[Records]
···
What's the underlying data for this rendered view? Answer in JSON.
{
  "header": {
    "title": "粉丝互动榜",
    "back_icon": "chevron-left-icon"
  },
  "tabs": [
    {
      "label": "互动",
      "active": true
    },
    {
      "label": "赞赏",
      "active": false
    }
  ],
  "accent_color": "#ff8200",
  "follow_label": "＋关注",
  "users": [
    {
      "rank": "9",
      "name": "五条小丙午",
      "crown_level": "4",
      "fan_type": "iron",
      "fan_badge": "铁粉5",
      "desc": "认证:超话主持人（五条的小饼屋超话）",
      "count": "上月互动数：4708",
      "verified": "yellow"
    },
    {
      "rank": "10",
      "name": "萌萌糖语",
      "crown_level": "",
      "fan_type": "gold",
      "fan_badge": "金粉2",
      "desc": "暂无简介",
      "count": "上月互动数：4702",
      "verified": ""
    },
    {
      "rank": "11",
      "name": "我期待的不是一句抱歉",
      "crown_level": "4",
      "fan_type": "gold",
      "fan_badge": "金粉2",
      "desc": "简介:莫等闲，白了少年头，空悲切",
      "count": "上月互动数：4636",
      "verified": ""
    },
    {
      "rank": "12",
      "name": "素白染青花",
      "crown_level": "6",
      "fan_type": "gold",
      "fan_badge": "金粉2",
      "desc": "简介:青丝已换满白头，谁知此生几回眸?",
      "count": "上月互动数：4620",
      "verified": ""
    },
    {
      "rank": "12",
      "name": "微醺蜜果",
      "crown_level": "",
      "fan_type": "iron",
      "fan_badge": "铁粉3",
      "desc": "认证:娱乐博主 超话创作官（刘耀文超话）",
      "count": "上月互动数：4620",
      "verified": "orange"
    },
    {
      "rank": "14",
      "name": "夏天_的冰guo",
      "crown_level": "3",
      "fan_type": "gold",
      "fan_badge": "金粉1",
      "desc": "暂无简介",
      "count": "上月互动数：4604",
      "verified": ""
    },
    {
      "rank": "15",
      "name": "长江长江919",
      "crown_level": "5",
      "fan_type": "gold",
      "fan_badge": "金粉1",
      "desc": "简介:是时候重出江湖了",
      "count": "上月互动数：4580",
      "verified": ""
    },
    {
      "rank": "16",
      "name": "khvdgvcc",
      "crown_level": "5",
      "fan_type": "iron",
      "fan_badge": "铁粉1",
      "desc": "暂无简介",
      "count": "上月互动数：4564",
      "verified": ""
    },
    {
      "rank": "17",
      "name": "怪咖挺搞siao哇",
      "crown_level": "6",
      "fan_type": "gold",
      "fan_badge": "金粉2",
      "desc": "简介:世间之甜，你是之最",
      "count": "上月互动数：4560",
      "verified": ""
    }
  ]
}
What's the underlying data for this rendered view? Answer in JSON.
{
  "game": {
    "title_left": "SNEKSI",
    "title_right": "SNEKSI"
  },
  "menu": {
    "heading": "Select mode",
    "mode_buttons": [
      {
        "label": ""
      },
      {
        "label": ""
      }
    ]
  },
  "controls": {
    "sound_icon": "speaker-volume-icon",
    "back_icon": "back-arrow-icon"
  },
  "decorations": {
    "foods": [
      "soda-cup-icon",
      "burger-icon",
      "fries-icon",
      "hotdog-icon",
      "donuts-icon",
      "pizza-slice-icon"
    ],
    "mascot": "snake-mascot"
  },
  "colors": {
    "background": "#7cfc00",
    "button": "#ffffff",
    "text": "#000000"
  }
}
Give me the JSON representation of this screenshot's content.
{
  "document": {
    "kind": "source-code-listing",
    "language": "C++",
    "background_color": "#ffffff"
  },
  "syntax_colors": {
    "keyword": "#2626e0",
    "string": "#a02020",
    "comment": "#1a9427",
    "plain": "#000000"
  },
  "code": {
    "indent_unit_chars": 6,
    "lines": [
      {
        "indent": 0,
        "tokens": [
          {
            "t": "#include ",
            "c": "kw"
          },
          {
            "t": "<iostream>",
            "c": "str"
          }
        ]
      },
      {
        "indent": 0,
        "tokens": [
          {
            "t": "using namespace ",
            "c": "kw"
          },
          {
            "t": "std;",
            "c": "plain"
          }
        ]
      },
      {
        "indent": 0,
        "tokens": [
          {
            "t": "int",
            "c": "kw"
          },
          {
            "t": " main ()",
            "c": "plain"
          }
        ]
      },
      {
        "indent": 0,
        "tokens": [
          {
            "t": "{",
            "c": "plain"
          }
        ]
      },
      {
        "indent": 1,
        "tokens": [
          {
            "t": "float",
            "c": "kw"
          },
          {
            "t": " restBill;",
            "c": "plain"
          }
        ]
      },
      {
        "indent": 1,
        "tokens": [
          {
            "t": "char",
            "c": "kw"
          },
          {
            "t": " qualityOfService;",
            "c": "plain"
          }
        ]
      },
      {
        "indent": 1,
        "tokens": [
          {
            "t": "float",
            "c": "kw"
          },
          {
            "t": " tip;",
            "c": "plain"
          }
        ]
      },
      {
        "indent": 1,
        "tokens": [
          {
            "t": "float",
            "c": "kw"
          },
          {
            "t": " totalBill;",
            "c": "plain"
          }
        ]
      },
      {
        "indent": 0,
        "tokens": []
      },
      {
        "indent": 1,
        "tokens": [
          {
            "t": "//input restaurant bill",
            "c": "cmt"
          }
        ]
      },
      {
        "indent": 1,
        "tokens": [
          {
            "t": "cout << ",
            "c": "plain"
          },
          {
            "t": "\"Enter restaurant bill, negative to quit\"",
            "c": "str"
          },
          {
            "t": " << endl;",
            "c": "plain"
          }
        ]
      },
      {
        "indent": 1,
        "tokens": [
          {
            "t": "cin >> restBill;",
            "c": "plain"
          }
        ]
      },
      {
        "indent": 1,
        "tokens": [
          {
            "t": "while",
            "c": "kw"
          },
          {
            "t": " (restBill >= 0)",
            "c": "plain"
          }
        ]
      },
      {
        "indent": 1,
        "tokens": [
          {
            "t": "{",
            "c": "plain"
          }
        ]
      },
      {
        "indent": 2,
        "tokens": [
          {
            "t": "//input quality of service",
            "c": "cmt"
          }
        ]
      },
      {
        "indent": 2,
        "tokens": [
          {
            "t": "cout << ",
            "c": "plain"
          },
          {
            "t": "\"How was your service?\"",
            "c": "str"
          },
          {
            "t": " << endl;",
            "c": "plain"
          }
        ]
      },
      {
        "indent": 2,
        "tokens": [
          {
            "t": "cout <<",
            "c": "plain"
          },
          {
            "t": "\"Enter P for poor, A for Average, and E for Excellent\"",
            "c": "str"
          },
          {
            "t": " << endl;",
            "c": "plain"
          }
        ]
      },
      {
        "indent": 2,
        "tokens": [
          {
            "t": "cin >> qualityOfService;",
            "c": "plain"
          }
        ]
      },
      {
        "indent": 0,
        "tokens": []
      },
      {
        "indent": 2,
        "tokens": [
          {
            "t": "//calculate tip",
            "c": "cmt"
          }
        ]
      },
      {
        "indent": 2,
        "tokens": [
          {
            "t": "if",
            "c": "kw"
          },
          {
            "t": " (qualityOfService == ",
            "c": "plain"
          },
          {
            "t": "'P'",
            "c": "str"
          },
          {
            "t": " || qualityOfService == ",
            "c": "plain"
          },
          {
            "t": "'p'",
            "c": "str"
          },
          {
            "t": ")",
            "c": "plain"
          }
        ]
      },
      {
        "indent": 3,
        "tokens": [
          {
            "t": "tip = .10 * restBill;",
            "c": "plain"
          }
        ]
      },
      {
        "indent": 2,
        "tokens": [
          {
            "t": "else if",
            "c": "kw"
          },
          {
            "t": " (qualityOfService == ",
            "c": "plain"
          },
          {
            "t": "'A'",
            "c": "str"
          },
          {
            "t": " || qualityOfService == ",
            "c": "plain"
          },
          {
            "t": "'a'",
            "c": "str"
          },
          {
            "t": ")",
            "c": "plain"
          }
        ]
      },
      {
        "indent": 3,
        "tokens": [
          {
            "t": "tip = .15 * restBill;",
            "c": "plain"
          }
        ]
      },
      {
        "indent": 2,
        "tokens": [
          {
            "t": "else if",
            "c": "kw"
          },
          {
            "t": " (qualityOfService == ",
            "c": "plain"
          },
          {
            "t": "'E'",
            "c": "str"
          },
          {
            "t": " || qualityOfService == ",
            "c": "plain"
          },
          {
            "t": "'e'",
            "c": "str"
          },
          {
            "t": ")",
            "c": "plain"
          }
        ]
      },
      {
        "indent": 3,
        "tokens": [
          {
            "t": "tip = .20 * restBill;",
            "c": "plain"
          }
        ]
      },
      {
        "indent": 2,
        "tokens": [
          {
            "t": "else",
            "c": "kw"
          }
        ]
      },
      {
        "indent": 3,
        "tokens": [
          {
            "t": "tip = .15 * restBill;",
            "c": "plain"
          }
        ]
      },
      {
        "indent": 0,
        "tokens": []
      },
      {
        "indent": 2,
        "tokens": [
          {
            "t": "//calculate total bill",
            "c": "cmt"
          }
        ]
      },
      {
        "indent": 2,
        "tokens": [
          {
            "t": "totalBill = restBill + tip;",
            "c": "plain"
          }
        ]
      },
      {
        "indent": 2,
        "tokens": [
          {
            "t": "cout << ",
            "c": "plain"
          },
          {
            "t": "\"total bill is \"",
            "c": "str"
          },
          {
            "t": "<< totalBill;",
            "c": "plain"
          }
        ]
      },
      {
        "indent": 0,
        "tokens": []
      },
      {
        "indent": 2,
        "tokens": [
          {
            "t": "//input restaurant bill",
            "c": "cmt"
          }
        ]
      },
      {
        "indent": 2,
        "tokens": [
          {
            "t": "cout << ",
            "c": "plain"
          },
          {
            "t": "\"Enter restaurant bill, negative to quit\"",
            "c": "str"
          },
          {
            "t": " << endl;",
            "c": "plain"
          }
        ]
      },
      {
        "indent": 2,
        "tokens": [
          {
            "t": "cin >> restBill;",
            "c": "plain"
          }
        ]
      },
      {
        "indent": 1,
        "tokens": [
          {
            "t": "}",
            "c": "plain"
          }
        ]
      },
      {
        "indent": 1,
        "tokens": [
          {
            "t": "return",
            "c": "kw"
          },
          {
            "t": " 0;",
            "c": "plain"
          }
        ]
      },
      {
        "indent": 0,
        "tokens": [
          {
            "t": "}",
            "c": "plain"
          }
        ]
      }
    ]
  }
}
···
* Work instructions
Point out every line holding the string "restBill" and copy it.

* Written response
            "t": " restBill;",
            "t": "cin >> restBill;",
            "t": " (restBill >= 0)",
            "t": "tip = .10 * restBill;",
            "t": "tip = .15 * restBill;",
            "t": "tip = .20 * restBill;",
            "t": "tip = .15 * restBill;",
            "t": "totalBill = restBill + tip;",
            "t": "cin >> restBill;",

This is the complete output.